[Listed records]
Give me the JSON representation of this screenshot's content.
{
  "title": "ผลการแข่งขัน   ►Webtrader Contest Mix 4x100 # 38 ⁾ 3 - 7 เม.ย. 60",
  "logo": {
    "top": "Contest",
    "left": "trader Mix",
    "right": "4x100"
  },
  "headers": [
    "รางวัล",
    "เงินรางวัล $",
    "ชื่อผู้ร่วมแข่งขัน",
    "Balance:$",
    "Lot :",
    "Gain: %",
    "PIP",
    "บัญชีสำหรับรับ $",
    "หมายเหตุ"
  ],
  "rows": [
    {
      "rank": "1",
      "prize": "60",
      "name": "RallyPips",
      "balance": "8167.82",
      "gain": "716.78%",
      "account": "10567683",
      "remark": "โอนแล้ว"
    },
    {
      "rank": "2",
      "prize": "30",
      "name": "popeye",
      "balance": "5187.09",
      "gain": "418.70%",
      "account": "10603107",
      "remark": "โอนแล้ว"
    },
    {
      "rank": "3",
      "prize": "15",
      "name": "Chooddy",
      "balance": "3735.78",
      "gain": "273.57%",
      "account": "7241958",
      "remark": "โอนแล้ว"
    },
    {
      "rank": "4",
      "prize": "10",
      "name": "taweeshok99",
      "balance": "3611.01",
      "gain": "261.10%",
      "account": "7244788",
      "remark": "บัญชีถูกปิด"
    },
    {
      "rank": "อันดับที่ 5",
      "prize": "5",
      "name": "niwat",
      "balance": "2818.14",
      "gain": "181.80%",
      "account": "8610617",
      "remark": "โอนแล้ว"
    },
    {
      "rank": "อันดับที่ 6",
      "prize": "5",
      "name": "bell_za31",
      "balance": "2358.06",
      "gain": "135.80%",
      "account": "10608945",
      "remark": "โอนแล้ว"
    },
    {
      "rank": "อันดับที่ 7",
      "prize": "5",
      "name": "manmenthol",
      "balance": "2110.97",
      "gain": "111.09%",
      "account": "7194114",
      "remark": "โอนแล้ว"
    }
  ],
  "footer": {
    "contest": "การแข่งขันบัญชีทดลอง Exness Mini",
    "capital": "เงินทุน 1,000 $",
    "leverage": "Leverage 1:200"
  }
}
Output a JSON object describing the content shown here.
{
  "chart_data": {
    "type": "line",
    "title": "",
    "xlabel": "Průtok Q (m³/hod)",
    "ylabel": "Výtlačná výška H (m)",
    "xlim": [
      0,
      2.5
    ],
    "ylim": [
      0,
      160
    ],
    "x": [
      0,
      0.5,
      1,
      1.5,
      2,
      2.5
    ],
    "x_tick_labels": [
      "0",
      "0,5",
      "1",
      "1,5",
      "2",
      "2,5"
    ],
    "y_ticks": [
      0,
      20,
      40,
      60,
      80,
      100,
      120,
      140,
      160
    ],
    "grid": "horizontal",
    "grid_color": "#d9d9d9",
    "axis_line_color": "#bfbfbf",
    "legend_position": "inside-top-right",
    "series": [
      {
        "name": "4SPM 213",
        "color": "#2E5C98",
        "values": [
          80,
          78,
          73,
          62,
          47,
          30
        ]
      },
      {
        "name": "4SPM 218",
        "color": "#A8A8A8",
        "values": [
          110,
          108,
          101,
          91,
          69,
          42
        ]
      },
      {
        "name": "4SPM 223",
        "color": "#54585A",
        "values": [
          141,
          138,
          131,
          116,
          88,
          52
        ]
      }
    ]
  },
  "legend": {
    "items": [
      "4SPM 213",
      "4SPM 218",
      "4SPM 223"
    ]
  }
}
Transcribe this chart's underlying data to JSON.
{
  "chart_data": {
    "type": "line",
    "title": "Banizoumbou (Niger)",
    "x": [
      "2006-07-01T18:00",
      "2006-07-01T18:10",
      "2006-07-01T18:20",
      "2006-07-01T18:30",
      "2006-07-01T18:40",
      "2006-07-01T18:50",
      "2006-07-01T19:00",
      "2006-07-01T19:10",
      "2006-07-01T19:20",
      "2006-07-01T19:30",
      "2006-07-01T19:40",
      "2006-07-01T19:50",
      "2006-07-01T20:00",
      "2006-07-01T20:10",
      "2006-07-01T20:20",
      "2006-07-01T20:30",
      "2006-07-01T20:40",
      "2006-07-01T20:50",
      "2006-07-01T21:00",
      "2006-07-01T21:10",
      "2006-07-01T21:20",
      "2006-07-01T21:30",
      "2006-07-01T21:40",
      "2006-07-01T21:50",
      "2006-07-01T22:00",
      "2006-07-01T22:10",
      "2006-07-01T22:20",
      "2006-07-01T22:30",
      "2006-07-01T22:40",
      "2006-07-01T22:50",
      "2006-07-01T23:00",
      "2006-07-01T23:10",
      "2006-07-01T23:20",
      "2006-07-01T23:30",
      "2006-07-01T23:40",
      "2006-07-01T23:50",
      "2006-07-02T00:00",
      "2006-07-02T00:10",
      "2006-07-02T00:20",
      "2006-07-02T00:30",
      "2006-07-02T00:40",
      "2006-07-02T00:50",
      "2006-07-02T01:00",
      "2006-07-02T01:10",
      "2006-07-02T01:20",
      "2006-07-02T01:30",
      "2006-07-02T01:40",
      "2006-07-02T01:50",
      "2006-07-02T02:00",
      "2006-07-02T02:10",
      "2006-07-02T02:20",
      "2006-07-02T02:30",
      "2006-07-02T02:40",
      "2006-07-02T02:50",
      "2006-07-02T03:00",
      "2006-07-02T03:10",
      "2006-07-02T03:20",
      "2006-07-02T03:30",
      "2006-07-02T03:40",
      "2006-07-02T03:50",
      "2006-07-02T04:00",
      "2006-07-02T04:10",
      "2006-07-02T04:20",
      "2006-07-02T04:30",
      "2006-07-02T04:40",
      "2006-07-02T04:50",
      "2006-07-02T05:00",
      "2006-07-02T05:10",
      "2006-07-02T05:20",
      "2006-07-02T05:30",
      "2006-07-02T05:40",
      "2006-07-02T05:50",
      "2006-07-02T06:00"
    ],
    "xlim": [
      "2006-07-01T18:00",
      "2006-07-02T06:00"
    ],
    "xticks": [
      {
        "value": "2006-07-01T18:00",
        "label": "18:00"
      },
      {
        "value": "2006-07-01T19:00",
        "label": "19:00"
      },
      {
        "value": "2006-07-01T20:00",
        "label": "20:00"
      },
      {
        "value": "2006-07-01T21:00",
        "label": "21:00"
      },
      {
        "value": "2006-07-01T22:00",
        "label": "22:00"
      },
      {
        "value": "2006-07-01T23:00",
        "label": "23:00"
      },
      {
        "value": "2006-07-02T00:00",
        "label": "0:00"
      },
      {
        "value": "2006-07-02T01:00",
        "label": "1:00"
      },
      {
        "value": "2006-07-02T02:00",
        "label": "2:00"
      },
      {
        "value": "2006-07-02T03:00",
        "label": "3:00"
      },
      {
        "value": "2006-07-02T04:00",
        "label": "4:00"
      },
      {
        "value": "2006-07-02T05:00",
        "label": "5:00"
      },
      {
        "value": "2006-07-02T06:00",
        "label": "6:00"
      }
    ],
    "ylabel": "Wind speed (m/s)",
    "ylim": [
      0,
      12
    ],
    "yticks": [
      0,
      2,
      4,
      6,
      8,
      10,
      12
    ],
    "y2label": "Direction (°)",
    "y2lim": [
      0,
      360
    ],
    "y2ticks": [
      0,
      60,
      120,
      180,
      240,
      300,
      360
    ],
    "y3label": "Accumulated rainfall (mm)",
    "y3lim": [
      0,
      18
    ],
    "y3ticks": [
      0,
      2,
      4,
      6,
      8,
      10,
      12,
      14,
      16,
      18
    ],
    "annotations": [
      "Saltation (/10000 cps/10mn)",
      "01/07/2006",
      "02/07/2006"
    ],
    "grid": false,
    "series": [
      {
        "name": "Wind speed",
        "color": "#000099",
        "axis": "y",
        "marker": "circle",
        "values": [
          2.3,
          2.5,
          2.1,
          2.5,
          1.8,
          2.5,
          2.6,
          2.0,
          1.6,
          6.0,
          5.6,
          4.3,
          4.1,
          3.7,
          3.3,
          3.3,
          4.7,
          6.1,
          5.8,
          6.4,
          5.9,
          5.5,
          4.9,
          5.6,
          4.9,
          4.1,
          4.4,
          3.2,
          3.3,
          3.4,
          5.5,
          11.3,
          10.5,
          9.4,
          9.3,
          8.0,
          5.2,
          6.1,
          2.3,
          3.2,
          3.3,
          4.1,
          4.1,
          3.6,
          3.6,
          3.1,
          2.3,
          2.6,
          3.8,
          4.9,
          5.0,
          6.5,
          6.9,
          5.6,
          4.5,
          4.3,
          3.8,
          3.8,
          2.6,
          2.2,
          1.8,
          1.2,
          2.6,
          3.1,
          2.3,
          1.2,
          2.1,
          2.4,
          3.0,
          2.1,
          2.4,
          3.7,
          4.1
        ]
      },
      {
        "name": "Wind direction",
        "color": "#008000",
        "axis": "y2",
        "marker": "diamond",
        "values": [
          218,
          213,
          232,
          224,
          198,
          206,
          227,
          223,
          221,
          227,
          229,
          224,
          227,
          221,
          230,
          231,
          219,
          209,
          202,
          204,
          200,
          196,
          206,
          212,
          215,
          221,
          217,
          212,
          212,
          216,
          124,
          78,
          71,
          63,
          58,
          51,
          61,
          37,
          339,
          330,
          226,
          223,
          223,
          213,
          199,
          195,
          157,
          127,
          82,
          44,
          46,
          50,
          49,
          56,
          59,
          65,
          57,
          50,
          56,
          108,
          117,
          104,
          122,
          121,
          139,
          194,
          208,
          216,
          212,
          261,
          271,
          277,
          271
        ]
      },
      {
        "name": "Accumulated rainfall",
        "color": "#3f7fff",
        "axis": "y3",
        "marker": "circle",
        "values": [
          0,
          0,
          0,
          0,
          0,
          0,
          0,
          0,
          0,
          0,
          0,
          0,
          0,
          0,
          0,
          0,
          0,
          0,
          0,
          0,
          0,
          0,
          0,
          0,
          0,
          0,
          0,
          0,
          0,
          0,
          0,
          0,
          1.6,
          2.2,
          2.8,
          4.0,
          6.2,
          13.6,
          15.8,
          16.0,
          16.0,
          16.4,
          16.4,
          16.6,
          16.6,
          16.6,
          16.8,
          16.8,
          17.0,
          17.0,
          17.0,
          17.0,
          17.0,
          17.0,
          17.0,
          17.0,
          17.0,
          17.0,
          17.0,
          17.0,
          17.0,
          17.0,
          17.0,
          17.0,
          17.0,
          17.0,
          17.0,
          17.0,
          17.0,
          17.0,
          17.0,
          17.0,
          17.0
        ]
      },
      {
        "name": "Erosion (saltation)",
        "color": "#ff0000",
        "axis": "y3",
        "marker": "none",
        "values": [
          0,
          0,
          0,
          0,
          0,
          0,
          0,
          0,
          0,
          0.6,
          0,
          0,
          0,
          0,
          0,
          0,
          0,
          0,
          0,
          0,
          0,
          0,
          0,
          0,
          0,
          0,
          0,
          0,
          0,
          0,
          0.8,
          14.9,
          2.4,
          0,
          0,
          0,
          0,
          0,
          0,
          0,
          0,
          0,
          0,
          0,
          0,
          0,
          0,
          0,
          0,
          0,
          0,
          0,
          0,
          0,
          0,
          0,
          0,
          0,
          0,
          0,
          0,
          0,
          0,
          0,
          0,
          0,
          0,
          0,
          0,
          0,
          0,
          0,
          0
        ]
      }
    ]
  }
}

[Instructions for the task] Copy every line above that holds the word "right".

[The response]
    "right": "4x100"
    "legend_position": "inside-top-right",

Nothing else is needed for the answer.